> [EXERCISE BRIEF] Will you extract the entries word for word? Images should not appear in the copy.

— Start —

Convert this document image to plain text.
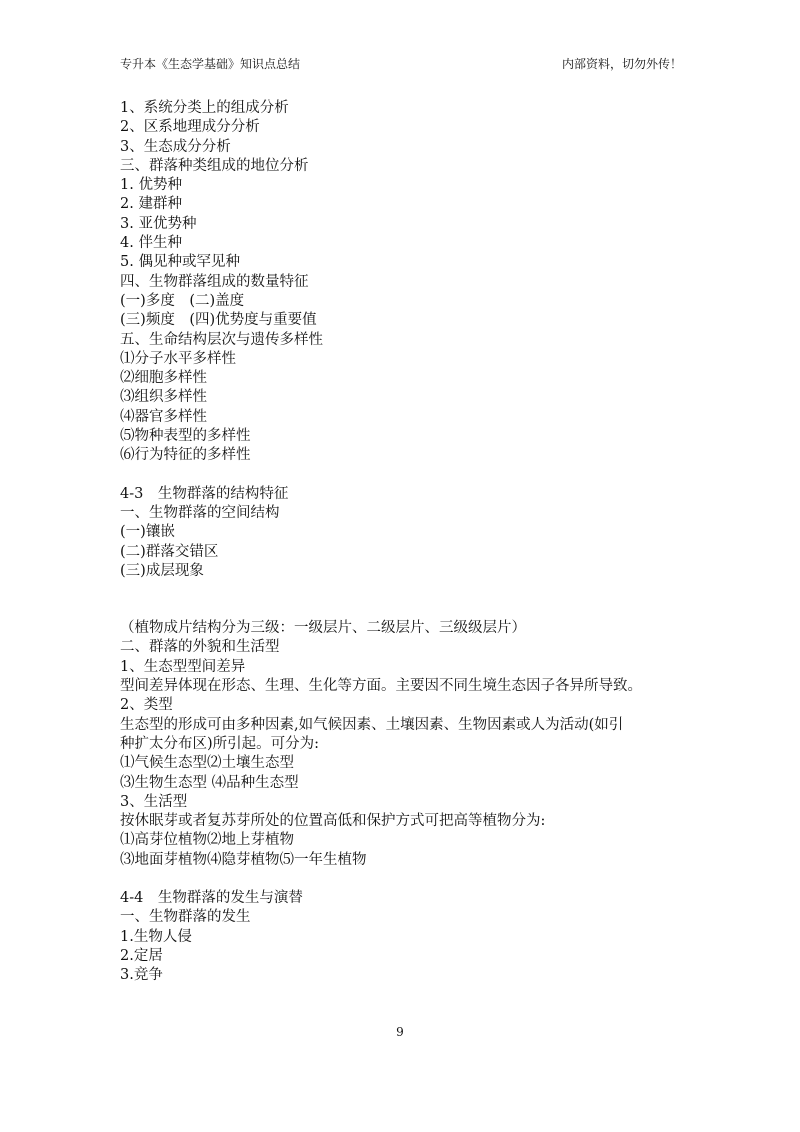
专升本《生态学基础》知识点总结	内部资料，切勿外传！
1、系统分类上的组成分析
2、区系地理成分分析
3、生态成分分析
三、群落种类组成的地位分析
1. 优势种
2. 建群种
3. 亚优势种
4. 伴生种
5. 偶见种或罕见种
四、生物群落组成的数量特征
(一)多度　(二)盖度
(三)频度　(四)优势度与重要值
五、生命结构层次与遗传多样性
⑴分子水平多样性
⑵细胞多样性
⑶组织多样性
⑷器官多样性
⑸物种表型的多样性
⑹行为特征的多样性
4-3　生物群落的结构特征
一、生物群落的空间结构
(一)镶嵌
(二)群落交错区
(三)成层现象
（植物成片结构分为三级：一级层片、二级层片、三级级层片）
二、群落的外貌和生活型
1、生态型型间差异
型间差异体现在形态、生理、生化等方面。主要因不同生境生态因子各异所导致。
2、类型
生态型的形成可由多种因素,如气候因素、土壤因素、生物因素或人为活动(如引
种扩太分布区)所引起。可分为:
⑴气候生态型⑵土壤生态型
⑶生物生态型 ⑷品种生态型
3、生活型
按休眠芽或者复苏芽所处的位置高低和保护方式可把高等植物分为:
⑴高芽位植物⑵地上芽植物
⑶地面芽植物⑷隐芽植物⑸一年生植物
4-4　生物群落的发生与演替
一、生物群落的发生
1.生物人侵
2.定居
3.竞争
9
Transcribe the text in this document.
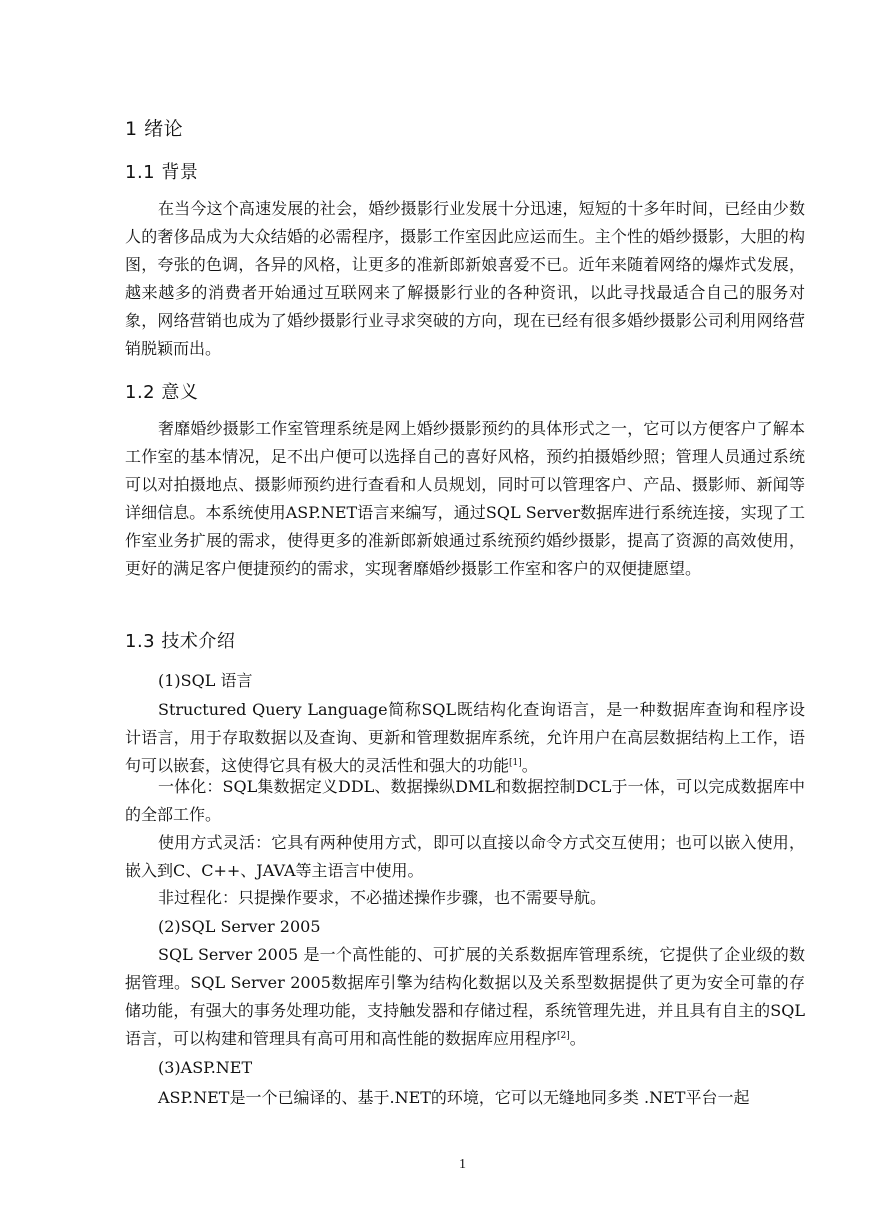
1 绪论
1.1 背景
在当今这个高速发展的社会，婚纱摄影行业发展十分迅速，短短的十多年时间，已经由少数人的奢侈品成为大众结婚的必需程序，摄影工作室因此应运而生。主个性的婚纱摄影，大胆的构图，夸张的色调，各异的风格，让更多的准新郎新娘喜爱不已。近年来随着网络的爆炸式发展，越来越多的消费者开始通过互联网来了解摄影行业的各种资讯，以此寻找最适合自己的服务对象，网络营销也成为了婚纱摄影行业寻求突破的方向，现在已经有很多婚纱摄影公司利用网络营销脱颖而出。
1.2 意义
奢靡婚纱摄影工作室管理系统是网上婚纱摄影预约的具体形式之一，它可以方便客户了解本工作室的基本情况，足不出户便可以选择自己的喜好风格，预约拍摄婚纱照；管理人员通过系统可以对拍摄地点、摄影师预约进行查看和人员规划，同时可以管理客户、产品、摄影师、新闻等详细信息。本系统使用ASP.NET语言来编写，通过SQL Server数据库进行系统连接，实现了工作室业务扩展的需求，使得更多的准新郎新娘通过系统预约婚纱摄影，提高了资源的高效使用，更好的满足客户便捷预约的需求，实现奢靡婚纱摄影工作室和客户的双便捷愿望。
1.3 技术介绍
(1)SQL 语言
Structured Query Language简称SQL既结构化查询语言，是一种数据库查询和程序设计语言，用于存取数据以及查询、更新和管理数据库系统，允许用户在高层数据结构上工作，语句可以嵌套，这使得它具有极大的灵活性和强大的功能[1]。
一体化：SQL集数据定义DDL、数据操纵DML和数据控制DCL于一体，可以完成数据库中的全部工作。
使用方式灵活：它具有两种使用方式，即可以直接以命令方式交互使用；也可以嵌入使用，嵌入到C、C++、JAVA等主语言中使用。
非过程化：只提操作要求，不必描述操作步骤，也不需要导航。
(2)SQL Server 2005
SQL Server 2005 是一个高性能的、可扩展的关系数据库管理系统，它提供了企业级的数据管理。SQL Server 2005数据库引擎为结构化数据以及关系型数据提供了更为安全可靠的存储功能，有强大的事务处理功能，支持触发器和存储过程，系统管理先进，并且具有自主的SQL语言，可以构建和管理具有高可用和高性能的数据库应用程序[2]。
(3)ASP.NET
ASP.NET是一个已编译的、基于.NET的环境，它可以无缝地同多类 .NET平台一起
1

— End —

> [OUTPUT OF THE TASK]
Convert this document image to plain text.
专升本《生态学基础》知识点总结	内部资料，切勿外传！
1、系统分类上的组成分析
2、区系地理成分分析
3、生态成分分析
三、群落种类组成的地位分析
1. 优势种
2. 建群种
3. 亚优势种
4. 伴生种
5. 偶见种或罕见种
四、生物群落组成的数量特征
(一)多度　(二)盖度
(三)频度　(四)优势度与重要值
五、生命结构层次与遗传多样性
⑴分子水平多样性
⑵细胞多样性
⑶组织多样性
⑷器官多样性
⑸物种表型的多样性
⑹行为特征的多样性
4-3　生物群落的结构特征
一、生物群落的空间结构
(一)镶嵌
(二)群落交错区
(三)成层现象
（植物成片结构分为三级：一级层片、二级层片、三级级层片）
二、群落的外貌和生活型
1、生态型型间差异
型间差异体现在形态、生理、生化等方面。主要因不同生境生态因子各异所导致。
2、类型
生态型的形成可由多种因素,如气候因素、土壤因素、生物因素或人为活动(如引
种扩太分布区)所引起。可分为:
⑴气候生态型⑵土壤生态型
⑶生物生态型 ⑷品种生态型
3、生活型
按休眠芽或者复苏芽所处的位置高低和保护方式可把高等植物分为:
⑴高芽位植物⑵地上芽植物
⑶地面芽植物⑷隐芽植物⑸一年生植物
4-4　生物群落的发生与演替
一、生物群落的发生
1.生物人侵
2.定居
3.竞争
9
Transcribe the text in this document.
1 绪论
1.1 背景
在当今这个高速发展的社会，婚纱摄影行业发展十分迅速，短短的十多年时间，已经由少数人的奢侈品成为大众结婚的必需程序，摄影工作室因此应运而生。主个性的婚纱摄影，大胆的构图，夸张的色调，各异的风格，让更多的准新郎新娘喜爱不已。近年来随着网络的爆炸式发展，越来越多的消费者开始通过互联网来了解摄影行业的各种资讯，以此寻找最适合自己的服务对象，网络营销也成为了婚纱摄影行业寻求突破的方向，现在已经有很多婚纱摄影公司利用网络营销脱颖而出。
1.2 意义
奢靡婚纱摄影工作室管理系统是网上婚纱摄影预约的具体形式之一，它可以方便客户了解本工作室的基本情况，足不出户便可以选择自己的喜好风格，预约拍摄婚纱照；管理人员通过系统可以对拍摄地点、摄影师预约进行查看和人员规划，同时可以管理客户、产品、摄影师、新闻等详细信息。本系统使用ASP.NET语言来编写，通过SQL Server数据库进行系统连接，实现了工作室业务扩展的需求，使得更多的准新郎新娘通过系统预约婚纱摄影，提高了资源的高效使用，更好的满足客户便捷预约的需求，实现奢靡婚纱摄影工作室和客户的双便捷愿望。
1.3 技术介绍
(1)SQL 语言
Structured Query Language简称SQL既结构化查询语言，是一种数据库查询和程序设计语言，用于存取数据以及查询、更新和管理数据库系统，允许用户在高层数据结构上工作，语句可以嵌套，这使得它具有极大的灵活性和强大的功能[1]。
一体化：SQL集数据定义DDL、数据操纵DML和数据控制DCL于一体，可以完成数据库中的全部工作。
使用方式灵活：它具有两种使用方式，即可以直接以命令方式交互使用；也可以嵌入使用，嵌入到C、C++、JAVA等主语言中使用。
非过程化：只提操作要求，不必描述操作步骤，也不需要导航。
(2)SQL Server 2005
SQL Server 2005 是一个高性能的、可扩展的关系数据库管理系统，它提供了企业级的数据管理。SQL Server 2005数据库引擎为结构化数据以及关系型数据提供了更为安全可靠的存储功能，有强大的事务处理功能，支持触发器和存储过程，系统管理先进，并且具有自主的SQL语言，可以构建和管理具有高可用和高性能的数据库应用程序[2]。
(3)ASP.NET
ASP.NET是一个已编译的、基于.NET的环境，它可以无缝地同多类 .NET平台一起
1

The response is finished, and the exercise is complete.